Exercise details:
For the copy, please give all of the data again exactly and leave the pictures out.

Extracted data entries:
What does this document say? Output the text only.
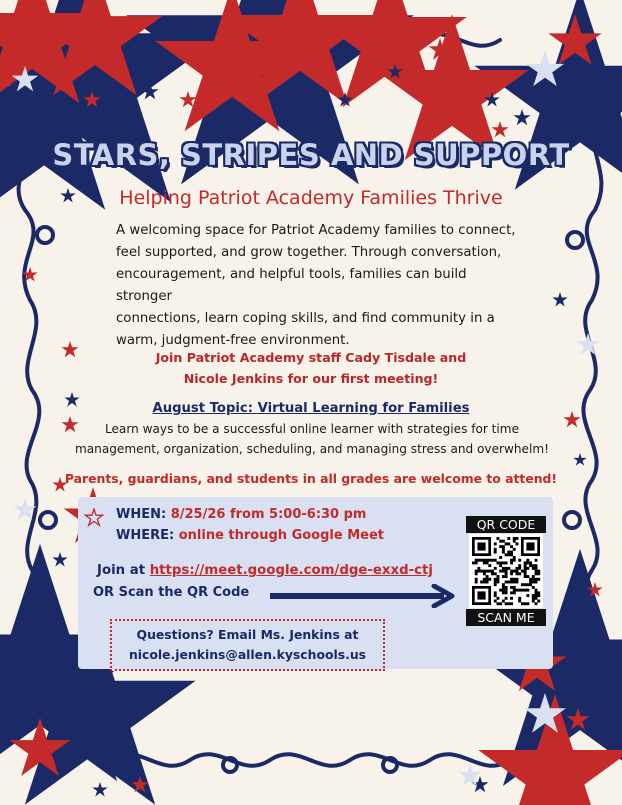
STARS, STRIPES AND SUPPORT
Helping Patriot Academy Families Thrive
A welcoming space for Patriot Academy families to connect,
feel supported, and grow together. Through conversation,
encouragement, and helpful tools, families can build stronger
connections, learn coping skills, and find community in a
warm, judgment-free environment.
Join Patriot Academy staff Cady Tisdale and
Nicole Jenkins for our first meeting!
August Topic: Virtual Learning for Families
Learn ways to be a successful online learner with strategies for time
management, organization, scheduling, and managing stress and overwhelm!
Parents, guardians, and students in all grades are welcome to attend!
WHEN: 8/25/26 from 5:00-6:30 pm
WHERE: online through Google Meet
Join at https://meet.google.com/dge-exxd-ctj
OR Scan the QR Code
QR CODE
SCAN ME
Questions? Email Ms. Jenkins at
nicole.jenkins@allen.kyschools.us
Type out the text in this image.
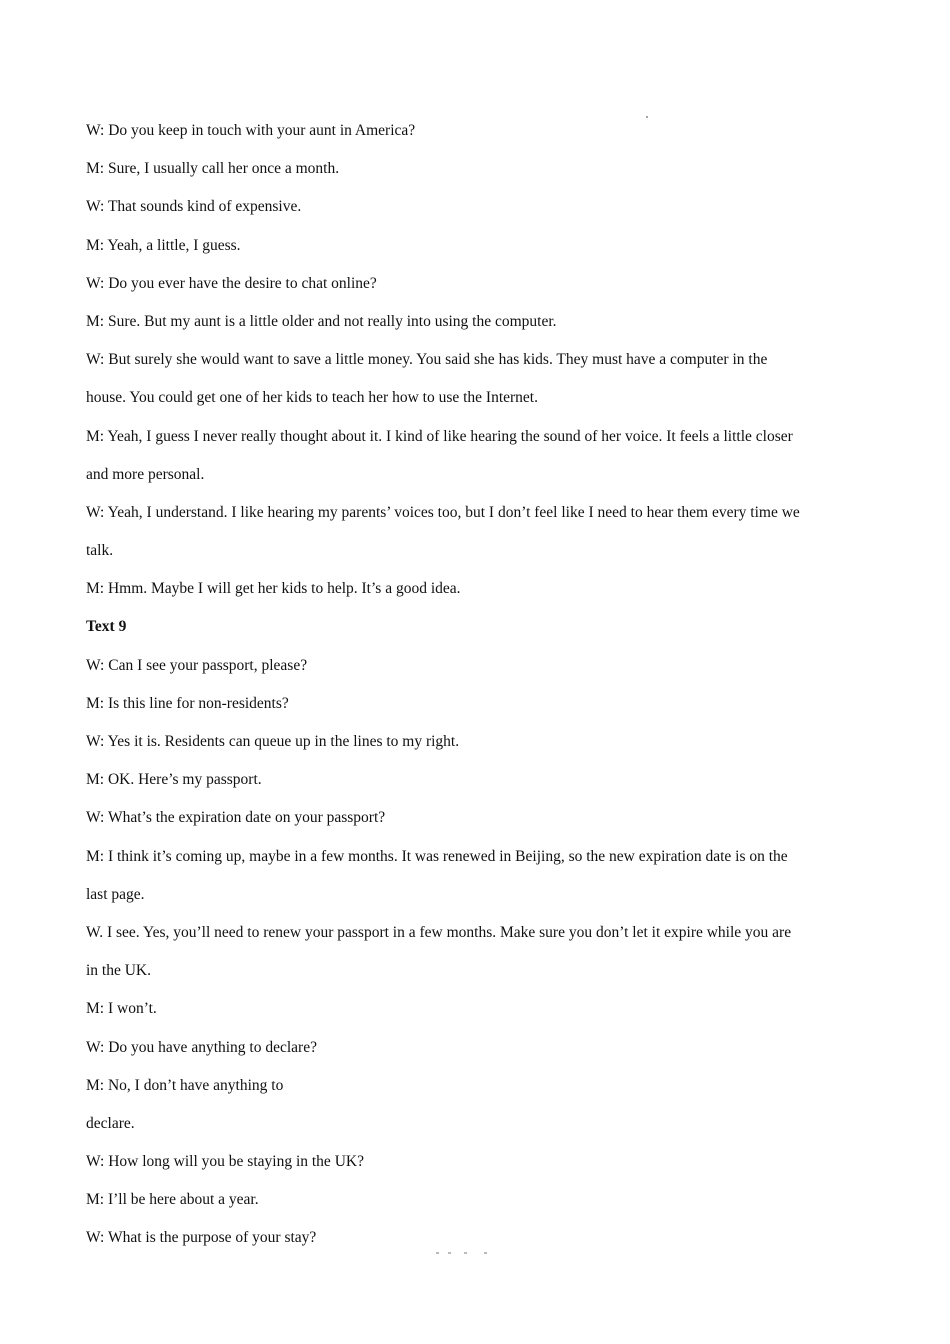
W: Do you keep in touch with your aunt in America?
M: Sure, I usually call her once a month.
W: That sounds kind of expensive.
M: Yeah, a little, I guess.
W: Do you ever have the desire to chat online?
M: Sure. But my aunt is a little older and not really into using the computer.
W: But surely she would want to save a little money. You said she has kids. They must have a computer in the
house. You could get one of her kids to teach her how to use the Internet.
M: Yeah, I guess I never really thought about it. I kind of like hearing the sound of her voice. It feels a little closer
and more personal.
W: Yeah, I understand. I like hearing my parents’ voices too, but I don’t feel like I need to hear them every time we
talk.
M: Hmm. Maybe I will get her kids to help. It’s a good idea.
Text 9
W: Can I see your passport, please?
M: Is this line for non-residents?
W: Yes it is. Residents can queue up in the lines to my right.
M: OK. Here’s my passport.
W: What’s the expiration date on your passport?
M: I think it’s coming up, maybe in a few months. It was renewed in Beijing, so the new expiration date is on the
last page.
W. I see. Yes, you’ll need to renew your passport in a few months. Make sure you don’t let it expire while you are
in the UK.
M: I won’t.
W: Do you have anything to declare?
M: No, I don’t have anything to
declare.
W: How long will you be staying in the UK?
M: I’ll be here about a year.
W: What is the purpose of your stay?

Solution to this exercise:
What does this document say? Output the text only.
STARS, STRIPES AND SUPPORT
Helping Patriot Academy Families Thrive
A welcoming space for Patriot Academy families to connect,
feel supported, and grow together. Through conversation,
encouragement, and helpful tools, families can build stronger
connections, learn coping skills, and find community in a
warm, judgment-free environment.
Join Patriot Academy staff Cady Tisdale and
Nicole Jenkins for our first meeting!
August Topic: Virtual Learning for Families
Learn ways to be a successful online learner with strategies for time
management, organization, scheduling, and managing stress and overwhelm!
Parents, guardians, and students in all grades are welcome to attend!
WHEN: 8/25/26 from 5:00-6:30 pm
WHERE: online through Google Meet
Join at https://meet.google.com/dge-exxd-ctj
OR Scan the QR Code
QR CODE
SCAN ME
Questions? Email Ms. Jenkins at
nicole.jenkins@allen.kyschools.us
Type out the text in this image.
W: Do you keep in touch with your aunt in America?
M: Sure, I usually call her once a month.
W: That sounds kind of expensive.
M: Yeah, a little, I guess.
W: Do you ever have the desire to chat online?
M: Sure. But my aunt is a little older and not really into using the computer.
W: But surely she would want to save a little money. You said she has kids. They must have a computer in the
house. You could get one of her kids to teach her how to use the Internet.
M: Yeah, I guess I never really thought about it. I kind of like hearing the sound of her voice. It feels a little closer
and more personal.
W: Yeah, I understand. I like hearing my parents’ voices too, but I don’t feel like I need to hear them every time we
talk.
M: Hmm. Maybe I will get her kids to help. It’s a good idea.
Text 9
W: Can I see your passport, please?
M: Is this line for non-residents?
W: Yes it is. Residents can queue up in the lines to my right.
M: OK. Here’s my passport.
W: What’s the expiration date on your passport?
M: I think it’s coming up, maybe in a few months. It was renewed in Beijing, so the new expiration date is on the
last page.
W. I see. Yes, you’ll need to renew your passport in a few months. Make sure you don’t let it expire while you are
in the UK.
M: I won’t.
W: Do you have anything to declare?
M: No, I don’t have anything to
declare.
W: How long will you be staying in the UK?
M: I’ll be here about a year.
W: What is the purpose of your stay?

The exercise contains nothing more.